____ Given entries

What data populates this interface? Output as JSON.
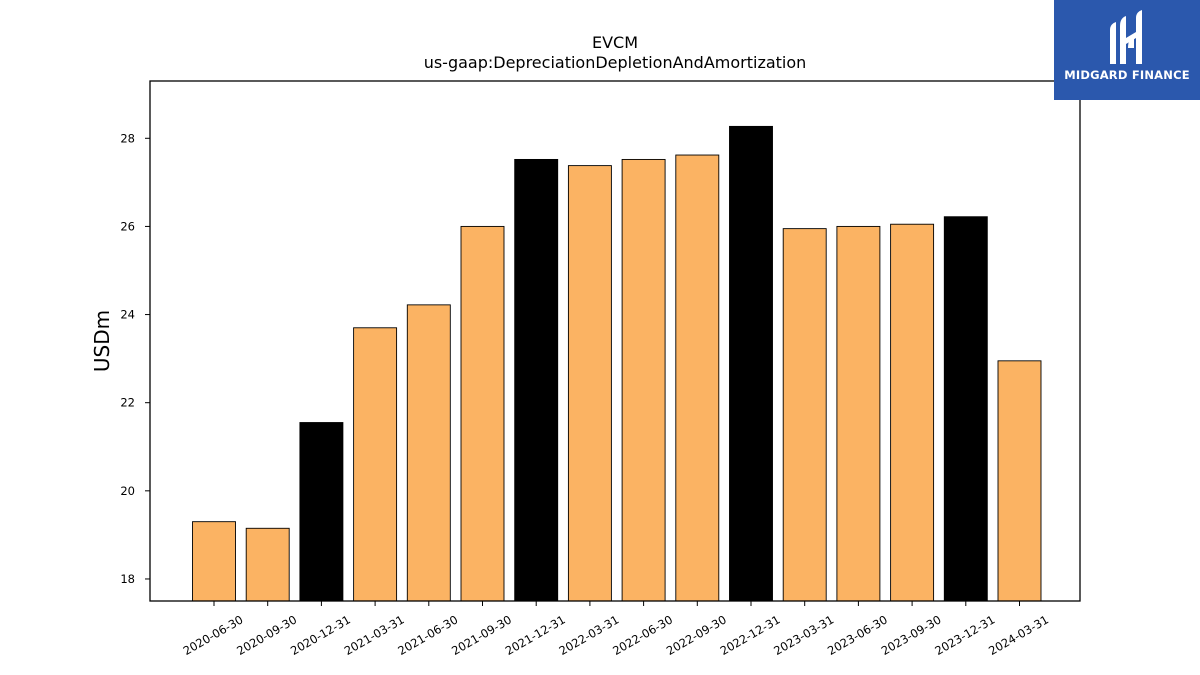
{
  "chart_data": {
    "type": "bar",
    "title": "EVCM",
    "subtitle": "us-gaap:DepreciationDepletionAndAmortization",
    "ylabel": "USDm",
    "xlabel": "",
    "ylim": [
      17.5,
      29.3
    ],
    "yticks": [
      18,
      20,
      22,
      24,
      26,
      28
    ],
    "categories": [
      "2020-06-30",
      "2020-09-30",
      "2020-12-31",
      "2021-03-31",
      "2021-06-30",
      "2021-09-30",
      "2021-12-31",
      "2022-03-31",
      "2022-06-30",
      "2022-09-30",
      "2022-12-31",
      "2023-03-31",
      "2023-06-30",
      "2023-09-30",
      "2023-12-31",
      "2024-03-31"
    ],
    "values": [
      19.3,
      19.15,
      21.55,
      23.7,
      24.22,
      26.0,
      27.52,
      27.38,
      27.52,
      27.62,
      28.27,
      25.95,
      26.0,
      26.05,
      26.22,
      22.95
    ],
    "highlight_year_end": [
      false,
      false,
      true,
      false,
      false,
      false,
      true,
      false,
      false,
      false,
      true,
      false,
      false,
      false,
      true,
      false
    ],
    "colors": {
      "quarter": "#fbb363",
      "year_end": "#000000",
      "edge": "#000000"
    },
    "grid": false
  },
  "logo": {
    "text": "MIDGARD FINANCE",
    "background": "#2b58ad"
  }
}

________

→ **Short task**: Quote the material in full and exactly; do not carry over its pictures.

→ **Exercise response**:
What data populates this interface? Output as JSON.
{
  "chart_data": {
    "type": "bar",
    "title": "EVCM",
    "subtitle": "us-gaap:DepreciationDepletionAndAmortization",
    "ylabel": "USDm",
    "xlabel": "",
    "ylim": [
      17.5,
      29.3
    ],
    "yticks": [
      18,
      20,
      22,
      24,
      26,
      28
    ],
    "categories": [
      "2020-06-30",
      "2020-09-30",
      "2020-12-31",
      "2021-03-31",
      "2021-06-30",
      "2021-09-30",
      "2021-12-31",
      "2022-03-31",
      "2022-06-30",
      "2022-09-30",
      "2022-12-31",
      "2023-03-31",
      "2023-06-30",
      "2023-09-30",
      "2023-12-31",
      "2024-03-31"
    ],
    "values": [
      19.3,
      19.15,
      21.55,
      23.7,
      24.22,
      26.0,
      27.52,
      27.38,
      27.52,
      27.62,
      28.27,
      25.95,
      26.0,
      26.05,
      26.22,
      22.95
    ],
    "highlight_year_end": [
      false,
      false,
      true,
      false,
      false,
      false,
      true,
      false,
      false,
      false,
      true,
      false,
      false,
      false,
      true,
      false
    ],
    "colors": {
      "quarter": "#fbb363",
      "year_end": "#000000",
      "edge": "#000000"
    },
    "grid": false
  },
  "logo": {
    "text": "MIDGARD FINANCE",
    "background": "#2b58ad"
  }
}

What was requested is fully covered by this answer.